→ Your goal: Look for "this" in the listing below. Gather each line that contains it.

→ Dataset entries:
/---

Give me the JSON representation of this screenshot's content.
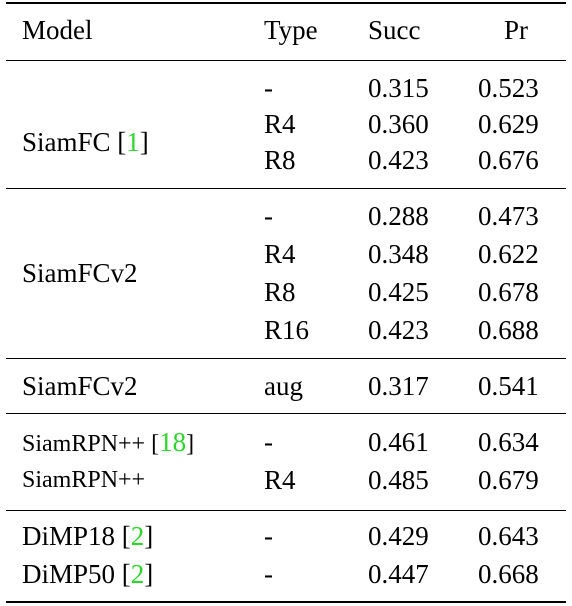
{
  "header": {
    "model": "Model",
    "type": "Type",
    "succ": "Succ",
    "pr": "Pr"
  },
  "groups": [
    {
      "model": "SiamFC [",
      "cite": "1",
      "model_close": "]",
      "rows": [
        {
          "type": "-",
          "succ": "0.315",
          "pr": "0.523"
        },
        {
          "type": "R4",
          "succ": "0.360",
          "pr": "0.629"
        },
        {
          "type": "R8",
          "succ": "0.423",
          "pr": "0.676"
        }
      ]
    },
    {
      "model": "SiamFCv2",
      "rows": [
        {
          "type": "-",
          "succ": "0.288",
          "pr": "0.473"
        },
        {
          "type": "R4",
          "succ": "0.348",
          "pr": "0.622"
        },
        {
          "type": "R8",
          "succ": "0.425",
          "pr": "0.678"
        },
        {
          "type": "R16",
          "succ": "0.423",
          "pr": "0.688"
        }
      ]
    },
    {
      "rows": [
        {
          "model": "SiamFCv2",
          "type": "aug",
          "succ": "0.317",
          "pr": "0.541"
        }
      ]
    },
    {
      "rows": [
        {
          "model": "SiamRPN++ [",
          "cite": "18",
          "model_close": "]",
          "type": "-",
          "succ": "0.461",
          "pr": "0.634"
        },
        {
          "model": "SiamRPN++",
          "type": "R4",
          "succ": "0.485",
          "pr": "0.679"
        }
      ]
    },
    {
      "rows": [
        {
          "model": "DiMP18 [",
          "cite": "2",
          "model_close": "]",
          "type": "-",
          "succ": "0.429",
          "pr": "0.643"
        },
        {
          "model": "DiMP50 [",
          "cite": "2",
          "model_close": "]",
          "type": "-",
          "succ": "0.447",
          "pr": "0.668"
        }
      ]
    }
  ],
  "colors": {
    "citation": "#2dd52d",
    "text": "#000000",
    "rule": "#000000"
  }
}
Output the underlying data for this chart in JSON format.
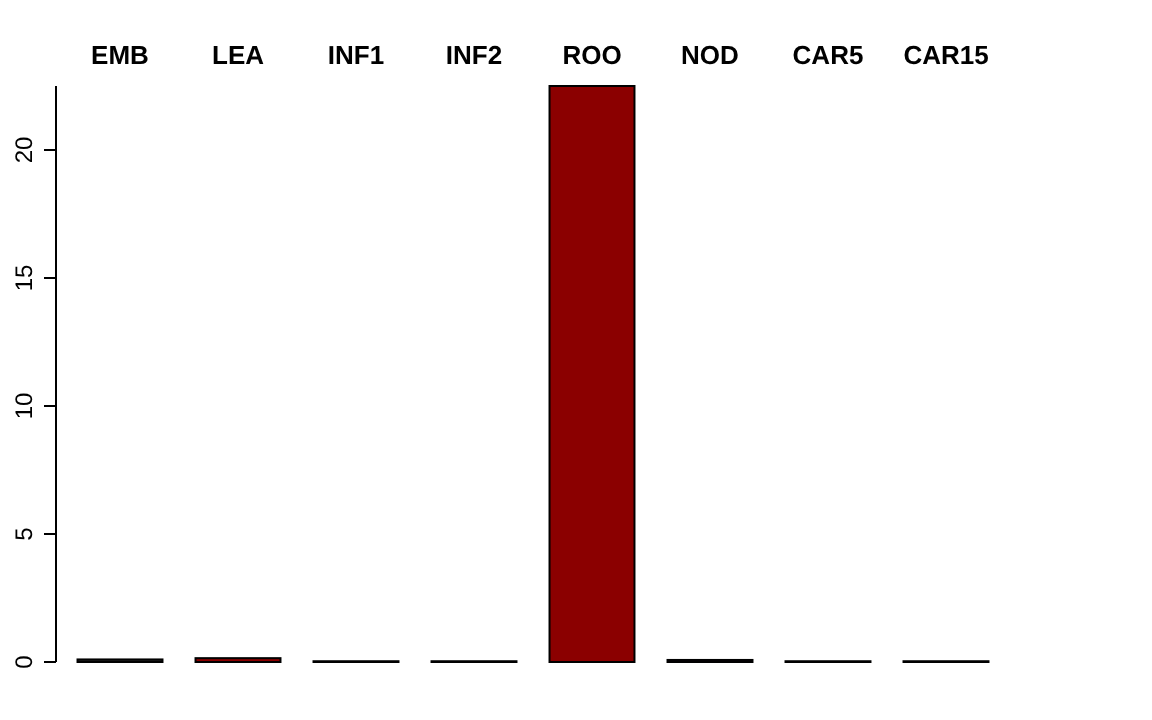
{
  "chart_data": {
    "type": "bar",
    "categories": [
      "EMB",
      "LEA",
      "INF1",
      "INF2",
      "ROO",
      "NOD",
      "CAR5",
      "CAR15"
    ],
    "values": [
      0.1,
      0.15,
      0.03,
      0.03,
      22.5,
      0.08,
      0.03,
      0.03
    ],
    "colors": [
      "#222222",
      "#8b0000",
      "#556655",
      "#555566",
      "#8b0000",
      "#442244",
      "#444444",
      "#444444"
    ],
    "ylim": [
      0,
      22.5
    ],
    "yticks": [
      0,
      5,
      10,
      15,
      20
    ]
  }
}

\---

→ Reply:
Give me the JSON representation of this screenshot's content.
Output the underlying data for this chart in JSON format.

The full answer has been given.